#### Task prompt
Every record must appear in your copy exactly as written, with no pictures.

Stored data:

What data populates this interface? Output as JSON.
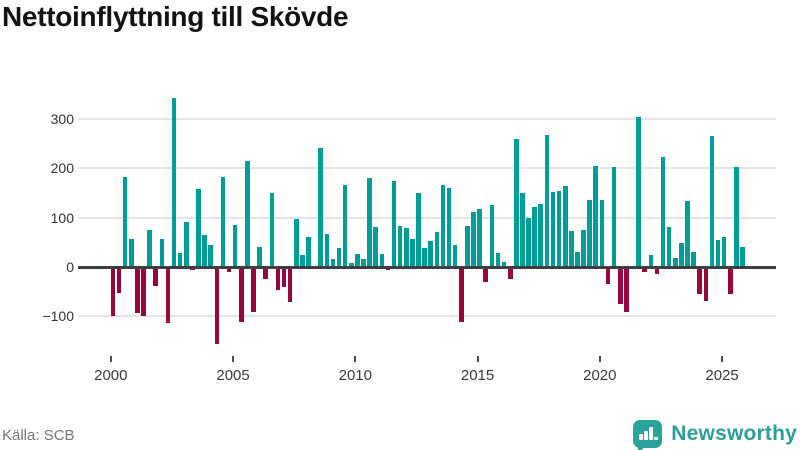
{
  "title": "Nettoinflyttning till Skövde",
  "source": {
    "label": "Källa: SCB"
  },
  "branding": {
    "name": "Newsworthy",
    "brand_color": "#2aa096",
    "icon": "bar-chart-speech-bubble"
  },
  "chart_data": {
    "type": "bar",
    "title": "Nettoinflyttning till Skövde",
    "xlabel": "",
    "ylabel": "",
    "frequency": "quarterly",
    "start_period": "2000 Q1",
    "end_period": "2025 Q4",
    "x_tick_labels": [
      "2000",
      "2005",
      "2010",
      "2015",
      "2020",
      "2025"
    ],
    "y_ticks": [
      300,
      200,
      100,
      0,
      -100
    ],
    "y_tick_labels": [
      "300",
      "200",
      "100",
      "0",
      "−100"
    ],
    "ylim": [
      -170,
      350
    ],
    "grid": "horizontal",
    "legend": "none",
    "colors": {
      "positive": "#009e96",
      "negative": "#98063d"
    },
    "series": [
      {
        "name": "Nettoinflyttning",
        "values": [
          -100,
          -53,
          183,
          56,
          -93,
          -100,
          76,
          -39,
          56,
          -114,
          343,
          28,
          91,
          -7,
          158,
          64,
          45,
          -157,
          183,
          -10,
          85,
          -111,
          215,
          -91,
          40,
          -24,
          150,
          -47,
          -40,
          -71,
          97,
          25,
          61,
          2,
          242,
          67,
          17,
          39,
          167,
          9,
          27,
          17,
          181,
          82,
          27,
          -7,
          175,
          84,
          80,
          56,
          151,
          39,
          53,
          71,
          167,
          161,
          45,
          -111,
          84,
          111,
          118,
          -31,
          126,
          29,
          11,
          -24,
          259,
          151,
          100,
          121,
          128,
          267,
          152,
          155,
          165,
          73,
          30,
          75,
          136,
          205,
          136,
          -34,
          203,
          -75,
          -91,
          0,
          305,
          -10,
          24,
          -15,
          223,
          81,
          19,
          48,
          134,
          31,
          -54,
          -69,
          266,
          55,
          60,
          -54,
          202,
          40
        ]
      }
    ]
  }
}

#### Reply
What data populates this interface? Output as JSON.
{
  "title": "Nettoinflyttning till Skövde",
  "source": {
    "label": "Källa: SCB"
  },
  "branding": {
    "name": "Newsworthy",
    "brand_color": "#2aa096",
    "icon": "bar-chart-speech-bubble"
  },
  "chart_data": {
    "type": "bar",
    "title": "Nettoinflyttning till Skövde",
    "xlabel": "",
    "ylabel": "",
    "frequency": "quarterly",
    "start_period": "2000 Q1",
    "end_period": "2025 Q4",
    "x_tick_labels": [
      "2000",
      "2005",
      "2010",
      "2015",
      "2020",
      "2025"
    ],
    "y_ticks": [
      300,
      200,
      100,
      0,
      -100
    ],
    "y_tick_labels": [
      "300",
      "200",
      "100",
      "0",
      "−100"
    ],
    "ylim": [
      -170,
      350
    ],
    "grid": "horizontal",
    "legend": "none",
    "colors": {
      "positive": "#009e96",
      "negative": "#98063d"
    },
    "series": [
      {
        "name": "Nettoinflyttning",
        "values": [
          -100,
          -53,
          183,
          56,
          -93,
          -100,
          76,
          -39,
          56,
          -114,
          343,
          28,
          91,
          -7,
          158,
          64,
          45,
          -157,
          183,
          -10,
          85,
          -111,
          215,
          -91,
          40,
          -24,
          150,
          -47,
          -40,
          -71,
          97,
          25,
          61,
          2,
          242,
          67,
          17,
          39,
          167,
          9,
          27,
          17,
          181,
          82,
          27,
          -7,
          175,
          84,
          80,
          56,
          151,
          39,
          53,
          71,
          167,
          161,
          45,
          -111,
          84,
          111,
          118,
          -31,
          126,
          29,
          11,
          -24,
          259,
          151,
          100,
          121,
          128,
          267,
          152,
          155,
          165,
          73,
          30,
          75,
          136,
          205,
          136,
          -34,
          203,
          -75,
          -91,
          0,
          305,
          -10,
          24,
          -15,
          223,
          81,
          19,
          48,
          134,
          31,
          -54,
          -69,
          266,
          55,
          60,
          -54,
          202,
          40
        ]
      }
    ]
  }
}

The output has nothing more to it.